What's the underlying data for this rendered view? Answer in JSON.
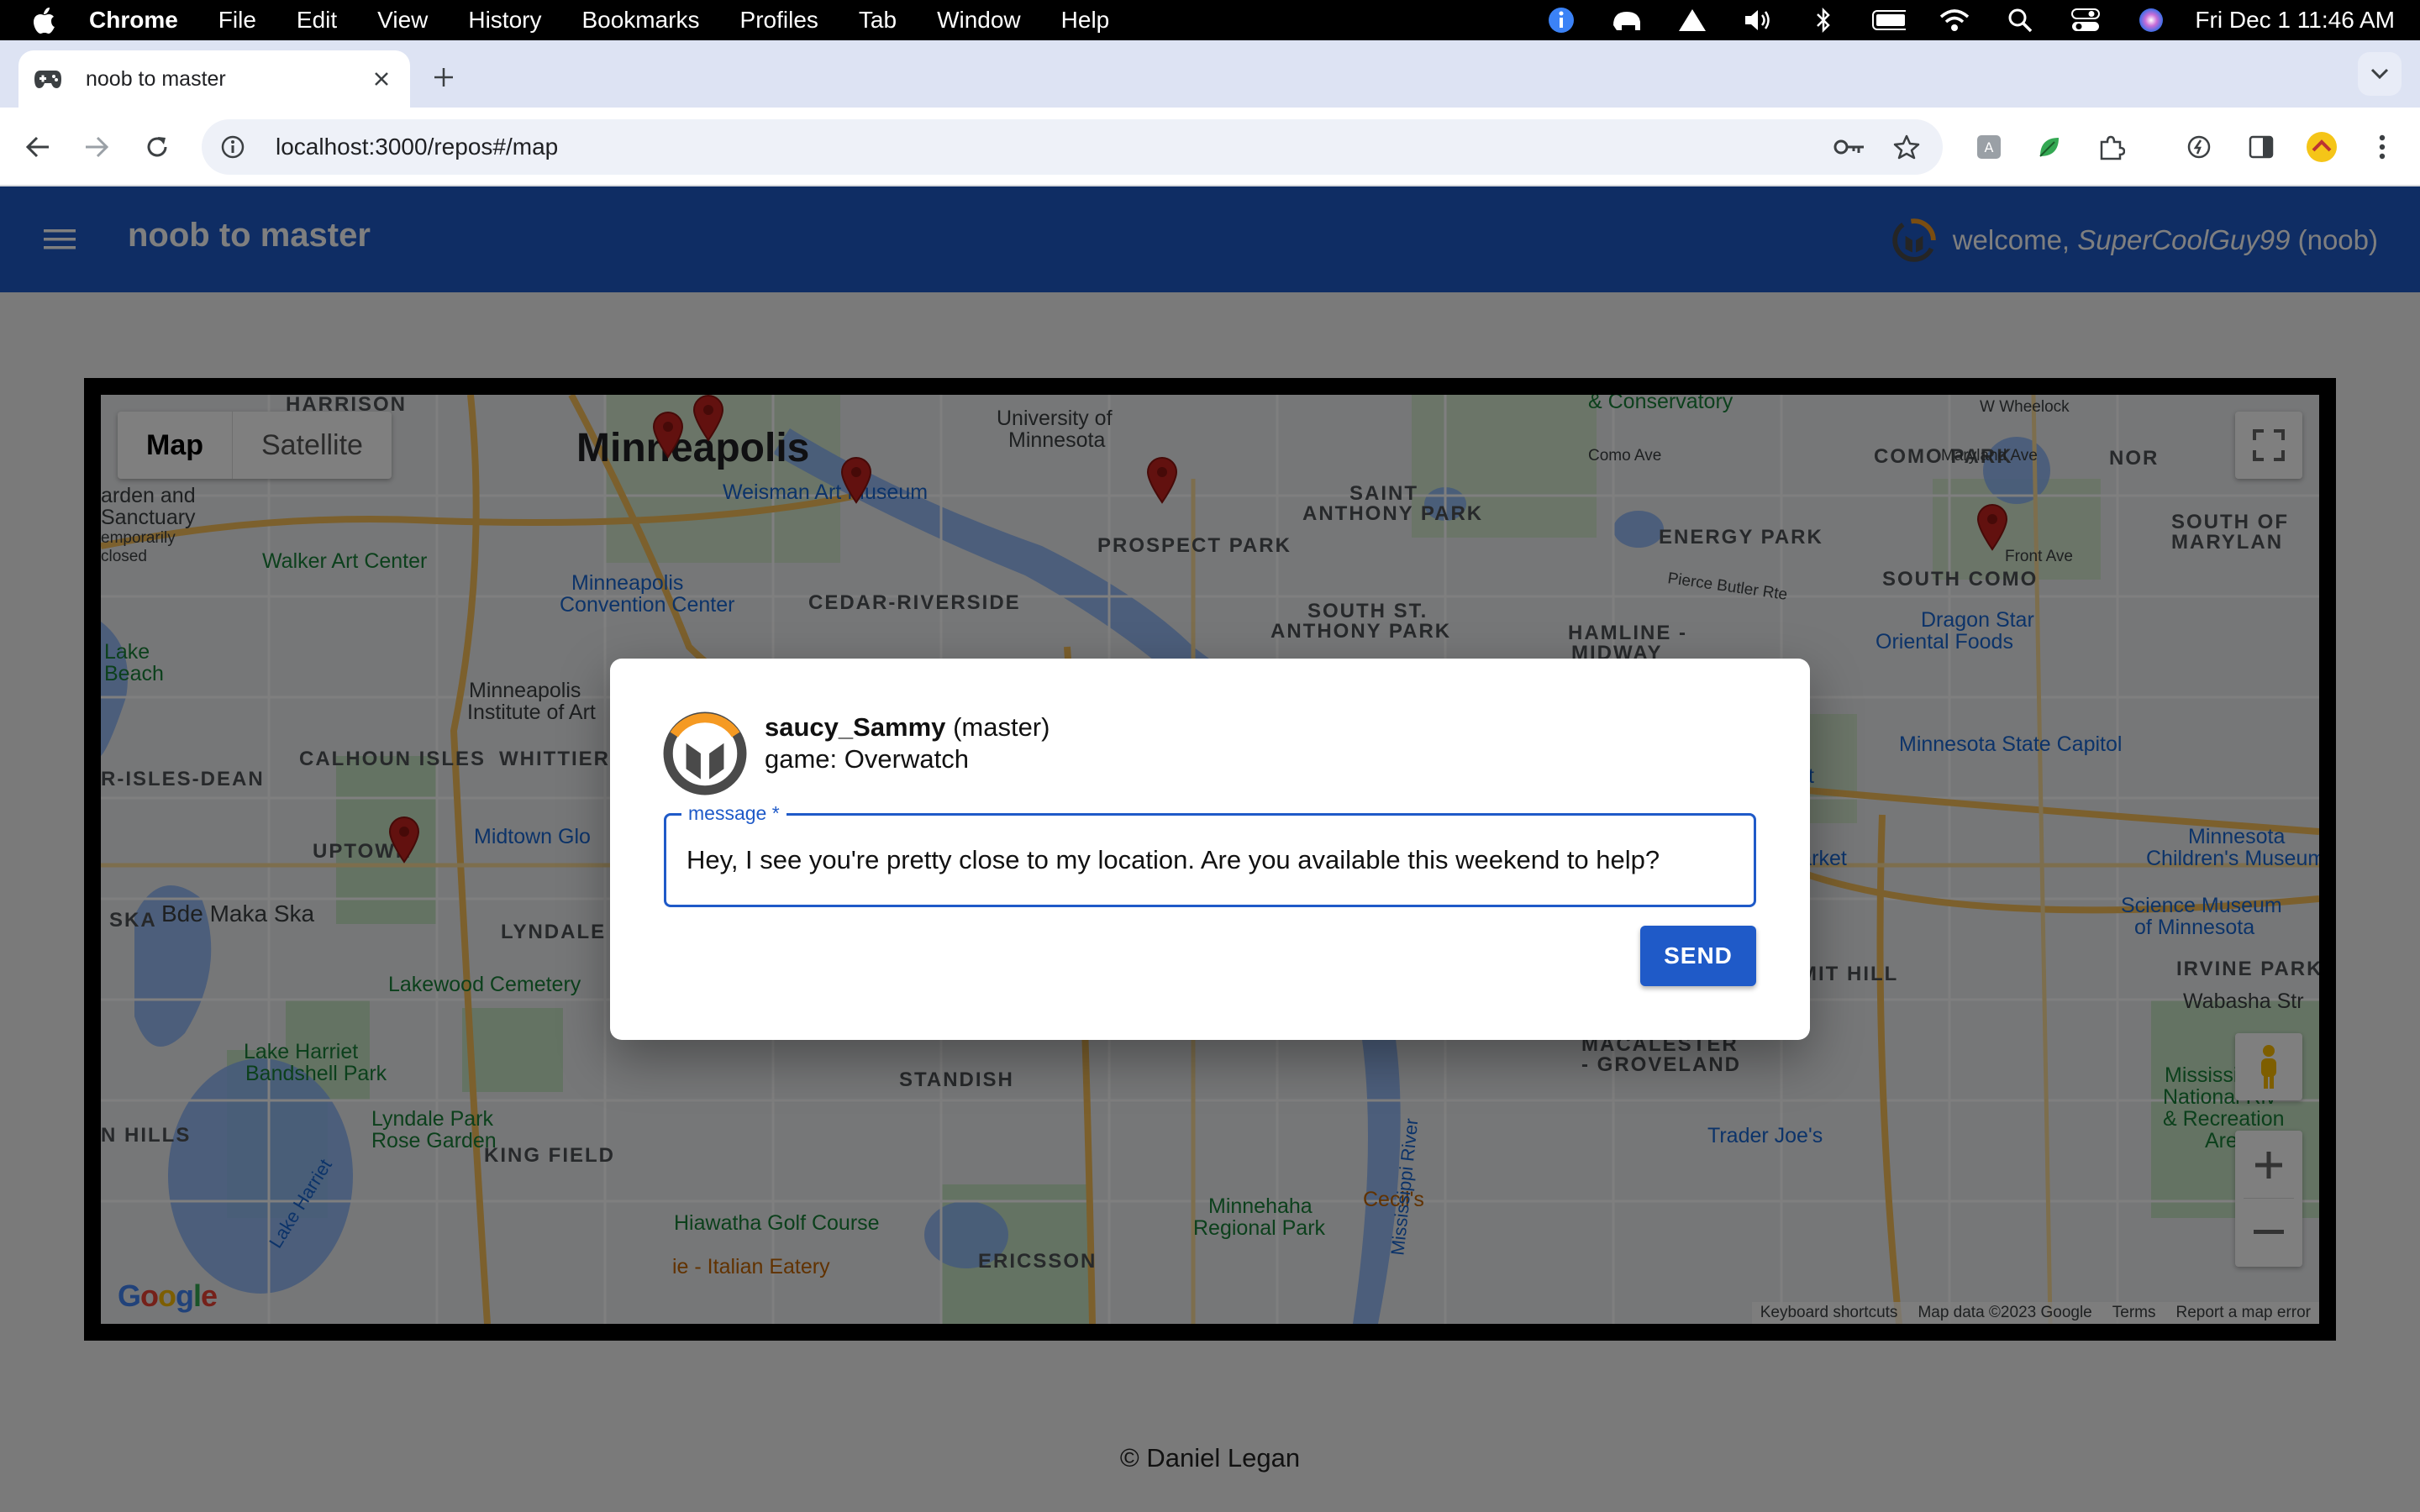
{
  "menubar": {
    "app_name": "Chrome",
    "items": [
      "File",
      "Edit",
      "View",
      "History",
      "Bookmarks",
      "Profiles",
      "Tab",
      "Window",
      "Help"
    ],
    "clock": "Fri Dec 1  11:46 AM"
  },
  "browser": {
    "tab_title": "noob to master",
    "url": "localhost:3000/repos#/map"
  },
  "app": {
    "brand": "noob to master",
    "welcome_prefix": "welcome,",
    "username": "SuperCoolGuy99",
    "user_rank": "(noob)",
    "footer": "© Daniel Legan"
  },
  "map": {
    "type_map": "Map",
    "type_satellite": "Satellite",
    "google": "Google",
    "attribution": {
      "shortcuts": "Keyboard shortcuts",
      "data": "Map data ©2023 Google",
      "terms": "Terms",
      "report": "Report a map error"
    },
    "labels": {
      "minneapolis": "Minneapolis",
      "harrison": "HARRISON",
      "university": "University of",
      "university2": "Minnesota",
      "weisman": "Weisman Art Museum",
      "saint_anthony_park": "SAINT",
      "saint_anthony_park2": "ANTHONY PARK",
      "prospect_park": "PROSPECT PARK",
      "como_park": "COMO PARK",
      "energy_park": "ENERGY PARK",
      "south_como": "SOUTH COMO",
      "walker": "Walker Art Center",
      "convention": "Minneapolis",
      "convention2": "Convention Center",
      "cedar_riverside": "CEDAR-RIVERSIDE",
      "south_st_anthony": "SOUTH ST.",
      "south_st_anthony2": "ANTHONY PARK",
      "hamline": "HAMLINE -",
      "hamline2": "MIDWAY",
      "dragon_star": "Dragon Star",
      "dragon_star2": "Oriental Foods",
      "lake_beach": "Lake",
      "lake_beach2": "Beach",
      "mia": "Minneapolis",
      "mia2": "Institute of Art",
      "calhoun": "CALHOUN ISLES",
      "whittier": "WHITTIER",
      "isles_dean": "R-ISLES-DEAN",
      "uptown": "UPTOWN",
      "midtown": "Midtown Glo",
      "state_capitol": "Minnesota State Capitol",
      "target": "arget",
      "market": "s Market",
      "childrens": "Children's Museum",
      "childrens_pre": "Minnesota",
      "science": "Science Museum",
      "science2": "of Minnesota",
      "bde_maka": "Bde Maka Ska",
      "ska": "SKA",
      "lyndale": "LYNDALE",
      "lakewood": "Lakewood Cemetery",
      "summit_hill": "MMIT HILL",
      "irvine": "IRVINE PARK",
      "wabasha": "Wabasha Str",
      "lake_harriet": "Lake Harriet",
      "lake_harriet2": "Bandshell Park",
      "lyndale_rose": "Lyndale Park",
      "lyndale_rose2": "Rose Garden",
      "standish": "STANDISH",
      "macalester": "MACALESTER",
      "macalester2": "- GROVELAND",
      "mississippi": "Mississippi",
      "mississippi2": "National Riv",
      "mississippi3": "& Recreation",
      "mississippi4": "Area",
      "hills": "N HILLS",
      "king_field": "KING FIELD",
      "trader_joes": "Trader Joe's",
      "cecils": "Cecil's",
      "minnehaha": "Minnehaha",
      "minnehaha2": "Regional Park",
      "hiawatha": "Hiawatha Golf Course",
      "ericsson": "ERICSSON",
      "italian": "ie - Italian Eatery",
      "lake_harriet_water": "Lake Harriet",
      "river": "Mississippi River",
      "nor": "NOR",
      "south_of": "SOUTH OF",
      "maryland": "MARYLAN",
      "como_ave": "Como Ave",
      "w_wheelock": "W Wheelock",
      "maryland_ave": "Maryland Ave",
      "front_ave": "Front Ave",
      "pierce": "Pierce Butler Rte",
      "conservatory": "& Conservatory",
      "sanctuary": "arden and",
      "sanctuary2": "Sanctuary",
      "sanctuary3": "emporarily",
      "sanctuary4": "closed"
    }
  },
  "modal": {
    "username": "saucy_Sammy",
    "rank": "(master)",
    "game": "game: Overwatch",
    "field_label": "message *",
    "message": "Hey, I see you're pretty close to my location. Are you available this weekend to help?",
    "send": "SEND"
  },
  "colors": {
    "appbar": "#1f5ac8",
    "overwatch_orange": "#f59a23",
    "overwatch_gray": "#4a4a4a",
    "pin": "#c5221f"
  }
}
- - -
* _What you should do_: The listing above must be printed again exactly, minus its pictures.

* _Full response_:
What's the underlying data for this rendered view? Answer in JSON.
{
  "menubar": {
    "app_name": "Chrome",
    "items": [
      "File",
      "Edit",
      "View",
      "History",
      "Bookmarks",
      "Profiles",
      "Tab",
      "Window",
      "Help"
    ],
    "clock": "Fri Dec 1  11:46 AM"
  },
  "browser": {
    "tab_title": "noob to master",
    "url": "localhost:3000/repos#/map"
  },
  "app": {
    "brand": "noob to master",
    "welcome_prefix": "welcome,",
    "username": "SuperCoolGuy99",
    "user_rank": "(noob)",
    "footer": "© Daniel Legan"
  },
  "map": {
    "type_map": "Map",
    "type_satellite": "Satellite",
    "google": "Google",
    "attribution": {
      "shortcuts": "Keyboard shortcuts",
      "data": "Map data ©2023 Google",
      "terms": "Terms",
      "report": "Report a map error"
    },
    "labels": {
      "minneapolis": "Minneapolis",
      "harrison": "HARRISON",
      "university": "University of",
      "university2": "Minnesota",
      "weisman": "Weisman Art Museum",
      "saint_anthony_park": "SAINT",
      "saint_anthony_park2": "ANTHONY PARK",
      "prospect_park": "PROSPECT PARK",
      "como_park": "COMO PARK",
      "energy_park": "ENERGY PARK",
      "south_como": "SOUTH COMO",
      "walker": "Walker Art Center",
      "convention": "Minneapolis",
      "convention2": "Convention Center",
      "cedar_riverside": "CEDAR-RIVERSIDE",
      "south_st_anthony": "SOUTH ST.",
      "south_st_anthony2": "ANTHONY PARK",
      "hamline": "HAMLINE -",
      "hamline2": "MIDWAY",
      "dragon_star": "Dragon Star",
      "dragon_star2": "Oriental Foods",
      "lake_beach": "Lake",
      "lake_beach2": "Beach",
      "mia": "Minneapolis",
      "mia2": "Institute of Art",
      "calhoun": "CALHOUN ISLES",
      "whittier": "WHITTIER",
      "isles_dean": "R-ISLES-DEAN",
      "uptown": "UPTOWN",
      "midtown": "Midtown Glo",
      "state_capitol": "Minnesota State Capitol",
      "target": "arget",
      "market": "s Market",
      "childrens": "Children's Museum",
      "childrens_pre": "Minnesota",
      "science": "Science Museum",
      "science2": "of Minnesota",
      "bde_maka": "Bde Maka Ska",
      "ska": "SKA",
      "lyndale": "LYNDALE",
      "lakewood": "Lakewood Cemetery",
      "summit_hill": "MMIT HILL",
      "irvine": "IRVINE PARK",
      "wabasha": "Wabasha Str",
      "lake_harriet": "Lake Harriet",
      "lake_harriet2": "Bandshell Park",
      "lyndale_rose": "Lyndale Park",
      "lyndale_rose2": "Rose Garden",
      "standish": "STANDISH",
      "macalester": "MACALESTER",
      "macalester2": "- GROVELAND",
      "mississippi": "Mississippi",
      "mississippi2": "National Riv",
      "mississippi3": "& Recreation",
      "mississippi4": "Area",
      "hills": "N HILLS",
      "king_field": "KING FIELD",
      "trader_joes": "Trader Joe's",
      "cecils": "Cecil's",
      "minnehaha": "Minnehaha",
      "minnehaha2": "Regional Park",
      "hiawatha": "Hiawatha Golf Course",
      "ericsson": "ERICSSON",
      "italian": "ie - Italian Eatery",
      "lake_harriet_water": "Lake Harriet",
      "river": "Mississippi River",
      "nor": "NOR",
      "south_of": "SOUTH OF",
      "maryland": "MARYLAN",
      "como_ave": "Como Ave",
      "w_wheelock": "W Wheelock",
      "maryland_ave": "Maryland Ave",
      "front_ave": "Front Ave",
      "pierce": "Pierce Butler Rte",
      "conservatory": "& Conservatory",
      "sanctuary": "arden and",
      "sanctuary2": "Sanctuary",
      "sanctuary3": "emporarily",
      "sanctuary4": "closed"
    }
  },
  "modal": {
    "username": "saucy_Sammy",
    "rank": "(master)",
    "game": "game: Overwatch",
    "field_label": "message *",
    "message": "Hey, I see you're pretty close to my location. Are you available this weekend to help?",
    "send": "SEND"
  },
  "colors": {
    "appbar": "#1f5ac8",
    "overwatch_orange": "#f59a23",
    "overwatch_gray": "#4a4a4a",
    "pin": "#c5221f"
  }
}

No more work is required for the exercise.